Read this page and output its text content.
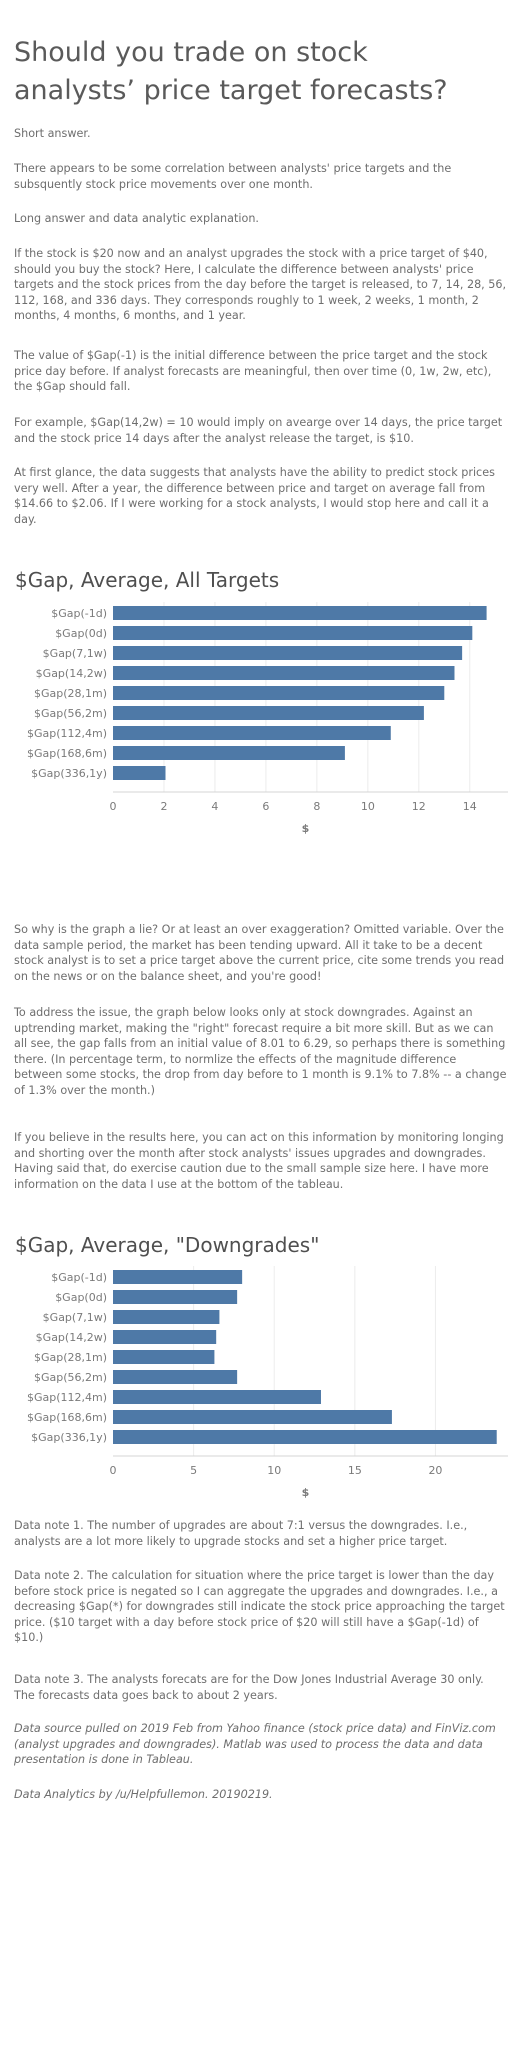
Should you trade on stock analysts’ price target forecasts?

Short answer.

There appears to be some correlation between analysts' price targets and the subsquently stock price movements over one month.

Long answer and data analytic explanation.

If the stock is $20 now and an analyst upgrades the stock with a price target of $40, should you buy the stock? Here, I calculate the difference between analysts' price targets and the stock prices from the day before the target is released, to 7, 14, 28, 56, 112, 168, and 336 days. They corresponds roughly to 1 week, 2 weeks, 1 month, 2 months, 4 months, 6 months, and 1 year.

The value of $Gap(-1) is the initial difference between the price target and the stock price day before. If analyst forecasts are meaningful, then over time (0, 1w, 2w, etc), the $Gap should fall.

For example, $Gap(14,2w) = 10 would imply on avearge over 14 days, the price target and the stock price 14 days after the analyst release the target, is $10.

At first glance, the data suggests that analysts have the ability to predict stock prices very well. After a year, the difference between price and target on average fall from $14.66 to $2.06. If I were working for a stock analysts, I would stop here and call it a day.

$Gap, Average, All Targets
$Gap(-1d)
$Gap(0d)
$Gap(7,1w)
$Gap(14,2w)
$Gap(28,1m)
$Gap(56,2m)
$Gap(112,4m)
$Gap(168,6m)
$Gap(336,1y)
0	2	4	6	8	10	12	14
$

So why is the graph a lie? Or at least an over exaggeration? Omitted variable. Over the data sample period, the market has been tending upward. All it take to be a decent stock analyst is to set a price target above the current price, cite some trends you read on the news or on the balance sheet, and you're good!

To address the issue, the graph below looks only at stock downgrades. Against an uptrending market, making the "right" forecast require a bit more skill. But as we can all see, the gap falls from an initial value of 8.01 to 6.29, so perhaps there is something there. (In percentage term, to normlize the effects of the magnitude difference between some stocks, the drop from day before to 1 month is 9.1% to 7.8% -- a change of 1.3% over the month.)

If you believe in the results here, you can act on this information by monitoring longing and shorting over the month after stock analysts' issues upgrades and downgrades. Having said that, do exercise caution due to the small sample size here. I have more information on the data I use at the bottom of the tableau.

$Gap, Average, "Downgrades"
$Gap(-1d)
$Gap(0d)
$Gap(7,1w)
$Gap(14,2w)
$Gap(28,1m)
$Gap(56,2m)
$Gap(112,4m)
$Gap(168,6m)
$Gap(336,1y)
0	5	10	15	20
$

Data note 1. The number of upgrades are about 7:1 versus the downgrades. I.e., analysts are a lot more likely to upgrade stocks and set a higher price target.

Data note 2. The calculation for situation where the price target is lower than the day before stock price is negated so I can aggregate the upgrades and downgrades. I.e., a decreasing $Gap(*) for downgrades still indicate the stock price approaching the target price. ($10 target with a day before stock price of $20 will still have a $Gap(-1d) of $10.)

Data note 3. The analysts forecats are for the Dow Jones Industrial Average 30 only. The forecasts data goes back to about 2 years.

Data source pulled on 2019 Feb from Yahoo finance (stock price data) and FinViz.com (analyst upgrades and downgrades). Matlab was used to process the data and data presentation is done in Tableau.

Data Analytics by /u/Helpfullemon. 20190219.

┄┄┄┄┄┄┄┄┄┄┄┄┄┄┄┄┄┄┄┄

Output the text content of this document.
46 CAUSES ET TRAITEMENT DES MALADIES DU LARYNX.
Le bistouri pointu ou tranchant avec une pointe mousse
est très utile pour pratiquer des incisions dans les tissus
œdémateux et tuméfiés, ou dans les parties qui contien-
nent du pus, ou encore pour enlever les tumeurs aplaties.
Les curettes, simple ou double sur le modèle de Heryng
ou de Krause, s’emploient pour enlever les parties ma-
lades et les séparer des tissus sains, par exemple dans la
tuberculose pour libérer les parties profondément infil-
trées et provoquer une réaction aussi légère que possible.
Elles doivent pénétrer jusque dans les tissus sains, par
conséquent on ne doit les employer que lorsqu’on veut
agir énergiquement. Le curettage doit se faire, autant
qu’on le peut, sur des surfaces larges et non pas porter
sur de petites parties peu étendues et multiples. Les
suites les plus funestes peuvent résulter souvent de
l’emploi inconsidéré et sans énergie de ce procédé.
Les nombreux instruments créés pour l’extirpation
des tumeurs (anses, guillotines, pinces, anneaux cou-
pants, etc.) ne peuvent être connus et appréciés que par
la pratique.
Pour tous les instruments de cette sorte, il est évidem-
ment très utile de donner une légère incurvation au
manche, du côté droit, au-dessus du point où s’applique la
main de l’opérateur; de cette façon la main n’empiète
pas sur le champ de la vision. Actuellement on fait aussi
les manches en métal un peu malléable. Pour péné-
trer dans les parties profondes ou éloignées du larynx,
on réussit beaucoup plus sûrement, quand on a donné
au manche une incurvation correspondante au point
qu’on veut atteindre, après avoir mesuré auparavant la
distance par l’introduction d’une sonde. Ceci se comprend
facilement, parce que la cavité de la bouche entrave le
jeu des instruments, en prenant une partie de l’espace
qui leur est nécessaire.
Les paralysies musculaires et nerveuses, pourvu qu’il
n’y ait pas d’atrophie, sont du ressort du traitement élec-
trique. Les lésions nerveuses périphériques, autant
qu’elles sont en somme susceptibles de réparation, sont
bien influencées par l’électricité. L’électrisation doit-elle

┄┄┄┄┄┄┄┄┄┄┄┄┄┄┄┄┄┄┄┄

- EXERCISE GOAL
Identify each line containing the string "parties" and copy it out.

- COMPLETE OUTPUT
œdémateux et tuméfiés, ou dans les parties qui contien-
ou de Krause, s’emploient pour enlever les parties ma-
tuberculose pour libérer les parties profondément infil-
sur de petites parties peu étendues et multiples. Les
trer dans les parties profondes ou éloignées du larynx,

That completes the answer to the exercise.